• DATASET EXCERPTS:
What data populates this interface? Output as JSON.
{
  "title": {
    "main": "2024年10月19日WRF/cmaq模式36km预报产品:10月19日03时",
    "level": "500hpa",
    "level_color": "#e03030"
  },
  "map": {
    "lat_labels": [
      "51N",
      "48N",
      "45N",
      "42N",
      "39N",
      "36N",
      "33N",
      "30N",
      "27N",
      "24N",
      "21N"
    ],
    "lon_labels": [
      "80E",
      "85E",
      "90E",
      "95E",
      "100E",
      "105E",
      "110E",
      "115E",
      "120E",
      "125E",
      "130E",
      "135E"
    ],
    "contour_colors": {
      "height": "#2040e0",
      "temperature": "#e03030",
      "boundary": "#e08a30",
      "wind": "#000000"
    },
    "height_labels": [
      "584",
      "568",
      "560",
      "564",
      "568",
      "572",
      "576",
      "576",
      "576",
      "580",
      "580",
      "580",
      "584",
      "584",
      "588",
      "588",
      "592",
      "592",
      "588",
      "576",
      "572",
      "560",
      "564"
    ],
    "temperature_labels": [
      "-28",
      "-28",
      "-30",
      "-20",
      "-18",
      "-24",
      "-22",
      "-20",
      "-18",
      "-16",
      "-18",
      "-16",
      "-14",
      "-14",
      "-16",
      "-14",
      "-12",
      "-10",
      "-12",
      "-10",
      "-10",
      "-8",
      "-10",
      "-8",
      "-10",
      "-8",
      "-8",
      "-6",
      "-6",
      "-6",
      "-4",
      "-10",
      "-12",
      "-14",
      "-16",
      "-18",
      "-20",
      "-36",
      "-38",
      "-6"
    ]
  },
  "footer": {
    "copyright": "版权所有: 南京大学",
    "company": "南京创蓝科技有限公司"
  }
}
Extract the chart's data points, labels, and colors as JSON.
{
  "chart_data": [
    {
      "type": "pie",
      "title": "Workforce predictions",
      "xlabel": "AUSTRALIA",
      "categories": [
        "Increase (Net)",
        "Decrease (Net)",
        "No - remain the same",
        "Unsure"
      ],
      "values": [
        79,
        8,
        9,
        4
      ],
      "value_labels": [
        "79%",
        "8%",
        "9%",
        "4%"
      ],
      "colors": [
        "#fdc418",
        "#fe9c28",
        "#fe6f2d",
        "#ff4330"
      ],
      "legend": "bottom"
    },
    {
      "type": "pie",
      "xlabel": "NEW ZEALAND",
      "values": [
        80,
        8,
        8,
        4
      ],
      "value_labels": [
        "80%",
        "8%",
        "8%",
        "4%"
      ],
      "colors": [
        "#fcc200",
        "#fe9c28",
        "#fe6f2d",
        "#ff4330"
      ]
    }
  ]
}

• TASK TO CARRY OUT: Using the records above, gather all lines where the string "title" is present.

• FULL OUTPUT:
  "title": {
      "title": "Workforce predictions",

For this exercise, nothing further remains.